• [RECORDS]
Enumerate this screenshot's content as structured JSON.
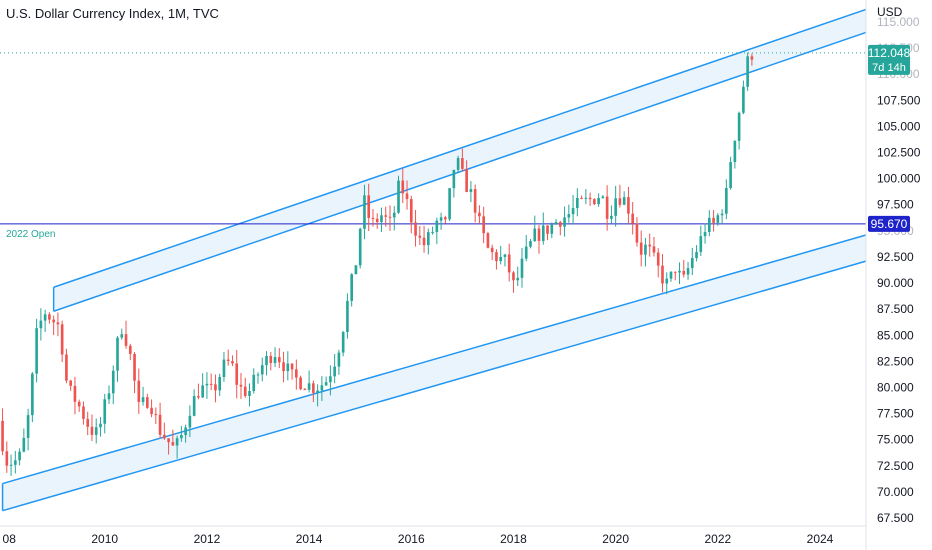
{
  "header": {
    "title": "U.S. Dollar Currency Index, 1M, TVC",
    "currency": "USD"
  },
  "colors": {
    "up": "#26a69a",
    "down": "#ef5350",
    "channel_line": "#2196f3",
    "channel_fill": "#e3f0fc",
    "open_line": "#1e22c9",
    "open_label": "#1e22c9",
    "price_badge": "#26a69a"
  },
  "chart_data": {
    "type": "candlestick",
    "title": "U.S. Dollar Currency Index, 1M, TVC",
    "x_ticks": [
      "08",
      "2010",
      "2012",
      "2014",
      "2016",
      "2018",
      "2020",
      "2022",
      "2024"
    ],
    "y_ticks": [
      "115.000",
      "112.500",
      "110.000",
      "107.500",
      "105.000",
      "102.500",
      "100.000",
      "97.500",
      "95.000",
      "92.500",
      "90.000",
      "87.500",
      "85.000",
      "82.500",
      "80.000",
      "77.500",
      "75.000",
      "72.500",
      "70.000",
      "67.500"
    ],
    "ylim": [
      67.5,
      115
    ],
    "xlim": [
      2007.95,
      2024.9
    ],
    "last_price": {
      "value": 112.048,
      "label": "112.048",
      "countdown": "7d 14h"
    },
    "open_2022": {
      "value": 95.67,
      "label": "95.670",
      "text": "2022 Open"
    },
    "channels": [
      {
        "name": "upper",
        "a_start": [
          2009.0,
          89.6
        ],
        "a_end": [
          2024.9,
          116.2
        ],
        "b_start": [
          2009.0,
          87.3
        ],
        "b_end": [
          2024.9,
          114.0
        ]
      },
      {
        "name": "lower",
        "a_start": [
          2008.0,
          70.8
        ],
        "a_end": [
          2024.9,
          94.6
        ],
        "b_start": [
          2008.0,
          68.2
        ],
        "b_end": [
          2024.9,
          92.1
        ]
      }
    ],
    "anchors": [
      [
        2008.0,
        76.8
      ],
      [
        2008.15,
        73.0
      ],
      [
        2008.3,
        72.8
      ],
      [
        2008.45,
        73.5
      ],
      [
        2008.6,
        77.5
      ],
      [
        2008.75,
        85.0
      ],
      [
        2008.9,
        87.3
      ],
      [
        2009.05,
        86.5
      ],
      [
        2009.2,
        85.8
      ],
      [
        2009.35,
        80.0
      ],
      [
        2009.55,
        78.5
      ],
      [
        2009.8,
        76.0
      ],
      [
        2009.95,
        75.5
      ],
      [
        2010.2,
        80.5
      ],
      [
        2010.4,
        86.0
      ],
      [
        2010.55,
        84.0
      ],
      [
        2010.75,
        78.0
      ],
      [
        2010.95,
        79.0
      ],
      [
        2011.15,
        76.0
      ],
      [
        2011.3,
        75.0
      ],
      [
        2011.45,
        74.0
      ],
      [
        2011.6,
        75.5
      ],
      [
        2011.75,
        78.0
      ],
      [
        2011.95,
        80.0
      ],
      [
        2012.2,
        79.5
      ],
      [
        2012.4,
        82.0
      ],
      [
        2012.55,
        82.5
      ],
      [
        2012.7,
        80.0
      ],
      [
        2012.9,
        79.5
      ],
      [
        2013.15,
        82.0
      ],
      [
        2013.4,
        83.5
      ],
      [
        2013.55,
        82.5
      ],
      [
        2013.75,
        81.0
      ],
      [
        2013.95,
        80.5
      ],
      [
        2014.2,
        80.0
      ],
      [
        2014.4,
        80.5
      ],
      [
        2014.55,
        82.0
      ],
      [
        2014.7,
        84.5
      ],
      [
        2014.85,
        88.5
      ],
      [
        2015.0,
        92.0
      ],
      [
        2015.15,
        98.0
      ],
      [
        2015.3,
        95.5
      ],
      [
        2015.5,
        96.5
      ],
      [
        2015.7,
        95.5
      ],
      [
        2015.85,
        99.5
      ],
      [
        2015.95,
        98.5
      ],
      [
        2016.1,
        96.0
      ],
      [
        2016.3,
        93.5
      ],
      [
        2016.45,
        94.5
      ],
      [
        2016.6,
        96.0
      ],
      [
        2016.75,
        95.5
      ],
      [
        2016.85,
        99.0
      ],
      [
        2016.95,
        102.0
      ],
      [
        2017.1,
        100.0
      ],
      [
        2017.3,
        98.0
      ],
      [
        2017.45,
        95.0
      ],
      [
        2017.6,
        93.0
      ],
      [
        2017.75,
        92.5
      ],
      [
        2017.95,
        92.0
      ],
      [
        2018.1,
        89.5
      ],
      [
        2018.3,
        92.5
      ],
      [
        2018.5,
        94.5
      ],
      [
        2018.7,
        95.0
      ],
      [
        2018.95,
        96.0
      ],
      [
        2019.15,
        96.5
      ],
      [
        2019.35,
        97.5
      ],
      [
        2019.6,
        98.0
      ],
      [
        2019.8,
        98.5
      ],
      [
        2019.95,
        96.5
      ],
      [
        2020.1,
        98.5
      ],
      [
        2020.25,
        98.0
      ],
      [
        2020.4,
        96.5
      ],
      [
        2020.55,
        93.0
      ],
      [
        2020.7,
        93.5
      ],
      [
        2020.85,
        92.0
      ],
      [
        2021.0,
        90.5
      ],
      [
        2021.1,
        89.8
      ],
      [
        2021.25,
        91.5
      ],
      [
        2021.4,
        90.0
      ],
      [
        2021.55,
        92.0
      ],
      [
        2021.7,
        93.5
      ],
      [
        2021.85,
        95.5
      ],
      [
        2022.0,
        95.6
      ],
      [
        2022.15,
        97.0
      ],
      [
        2022.25,
        98.5
      ],
      [
        2022.35,
        102.5
      ],
      [
        2022.45,
        105.0
      ],
      [
        2022.55,
        108.0
      ],
      [
        2022.62,
        110.0
      ],
      [
        2022.7,
        112.0
      ]
    ]
  }
}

• [EXERCISE DESCRIPTION] Omit every picture, then repeat the remaining data exactly as it appears above.

• [SOLUTION TO THE EXERCISE]
Enumerate this screenshot's content as structured JSON.
{
  "header": {
    "title": "U.S. Dollar Currency Index, 1M, TVC",
    "currency": "USD"
  },
  "colors": {
    "up": "#26a69a",
    "down": "#ef5350",
    "channel_line": "#2196f3",
    "channel_fill": "#e3f0fc",
    "open_line": "#1e22c9",
    "open_label": "#1e22c9",
    "price_badge": "#26a69a"
  },
  "chart_data": {
    "type": "candlestick",
    "title": "U.S. Dollar Currency Index, 1M, TVC",
    "x_ticks": [
      "08",
      "2010",
      "2012",
      "2014",
      "2016",
      "2018",
      "2020",
      "2022",
      "2024"
    ],
    "y_ticks": [
      "115.000",
      "112.500",
      "110.000",
      "107.500",
      "105.000",
      "102.500",
      "100.000",
      "97.500",
      "95.000",
      "92.500",
      "90.000",
      "87.500",
      "85.000",
      "82.500",
      "80.000",
      "77.500",
      "75.000",
      "72.500",
      "70.000",
      "67.500"
    ],
    "ylim": [
      67.5,
      115
    ],
    "xlim": [
      2007.95,
      2024.9
    ],
    "last_price": {
      "value": 112.048,
      "label": "112.048",
      "countdown": "7d 14h"
    },
    "open_2022": {
      "value": 95.67,
      "label": "95.670",
      "text": "2022 Open"
    },
    "channels": [
      {
        "name": "upper",
        "a_start": [
          2009.0,
          89.6
        ],
        "a_end": [
          2024.9,
          116.2
        ],
        "b_start": [
          2009.0,
          87.3
        ],
        "b_end": [
          2024.9,
          114.0
        ]
      },
      {
        "name": "lower",
        "a_start": [
          2008.0,
          70.8
        ],
        "a_end": [
          2024.9,
          94.6
        ],
        "b_start": [
          2008.0,
          68.2
        ],
        "b_end": [
          2024.9,
          92.1
        ]
      }
    ],
    "anchors": [
      [
        2008.0,
        76.8
      ],
      [
        2008.15,
        73.0
      ],
      [
        2008.3,
        72.8
      ],
      [
        2008.45,
        73.5
      ],
      [
        2008.6,
        77.5
      ],
      [
        2008.75,
        85.0
      ],
      [
        2008.9,
        87.3
      ],
      [
        2009.05,
        86.5
      ],
      [
        2009.2,
        85.8
      ],
      [
        2009.35,
        80.0
      ],
      [
        2009.55,
        78.5
      ],
      [
        2009.8,
        76.0
      ],
      [
        2009.95,
        75.5
      ],
      [
        2010.2,
        80.5
      ],
      [
        2010.4,
        86.0
      ],
      [
        2010.55,
        84.0
      ],
      [
        2010.75,
        78.0
      ],
      [
        2010.95,
        79.0
      ],
      [
        2011.15,
        76.0
      ],
      [
        2011.3,
        75.0
      ],
      [
        2011.45,
        74.0
      ],
      [
        2011.6,
        75.5
      ],
      [
        2011.75,
        78.0
      ],
      [
        2011.95,
        80.0
      ],
      [
        2012.2,
        79.5
      ],
      [
        2012.4,
        82.0
      ],
      [
        2012.55,
        82.5
      ],
      [
        2012.7,
        80.0
      ],
      [
        2012.9,
        79.5
      ],
      [
        2013.15,
        82.0
      ],
      [
        2013.4,
        83.5
      ],
      [
        2013.55,
        82.5
      ],
      [
        2013.75,
        81.0
      ],
      [
        2013.95,
        80.5
      ],
      [
        2014.2,
        80.0
      ],
      [
        2014.4,
        80.5
      ],
      [
        2014.55,
        82.0
      ],
      [
        2014.7,
        84.5
      ],
      [
        2014.85,
        88.5
      ],
      [
        2015.0,
        92.0
      ],
      [
        2015.15,
        98.0
      ],
      [
        2015.3,
        95.5
      ],
      [
        2015.5,
        96.5
      ],
      [
        2015.7,
        95.5
      ],
      [
        2015.85,
        99.5
      ],
      [
        2015.95,
        98.5
      ],
      [
        2016.1,
        96.0
      ],
      [
        2016.3,
        93.5
      ],
      [
        2016.45,
        94.5
      ],
      [
        2016.6,
        96.0
      ],
      [
        2016.75,
        95.5
      ],
      [
        2016.85,
        99.0
      ],
      [
        2016.95,
        102.0
      ],
      [
        2017.1,
        100.0
      ],
      [
        2017.3,
        98.0
      ],
      [
        2017.45,
        95.0
      ],
      [
        2017.6,
        93.0
      ],
      [
        2017.75,
        92.5
      ],
      [
        2017.95,
        92.0
      ],
      [
        2018.1,
        89.5
      ],
      [
        2018.3,
        92.5
      ],
      [
        2018.5,
        94.5
      ],
      [
        2018.7,
        95.0
      ],
      [
        2018.95,
        96.0
      ],
      [
        2019.15,
        96.5
      ],
      [
        2019.35,
        97.5
      ],
      [
        2019.6,
        98.0
      ],
      [
        2019.8,
        98.5
      ],
      [
        2019.95,
        96.5
      ],
      [
        2020.1,
        98.5
      ],
      [
        2020.25,
        98.0
      ],
      [
        2020.4,
        96.5
      ],
      [
        2020.55,
        93.0
      ],
      [
        2020.7,
        93.5
      ],
      [
        2020.85,
        92.0
      ],
      [
        2021.0,
        90.5
      ],
      [
        2021.1,
        89.8
      ],
      [
        2021.25,
        91.5
      ],
      [
        2021.4,
        90.0
      ],
      [
        2021.55,
        92.0
      ],
      [
        2021.7,
        93.5
      ],
      [
        2021.85,
        95.5
      ],
      [
        2022.0,
        95.6
      ],
      [
        2022.15,
        97.0
      ],
      [
        2022.25,
        98.5
      ],
      [
        2022.35,
        102.5
      ],
      [
        2022.45,
        105.0
      ],
      [
        2022.55,
        108.0
      ],
      [
        2022.62,
        110.0
      ],
      [
        2022.7,
        112.0
      ]
    ]
  }
}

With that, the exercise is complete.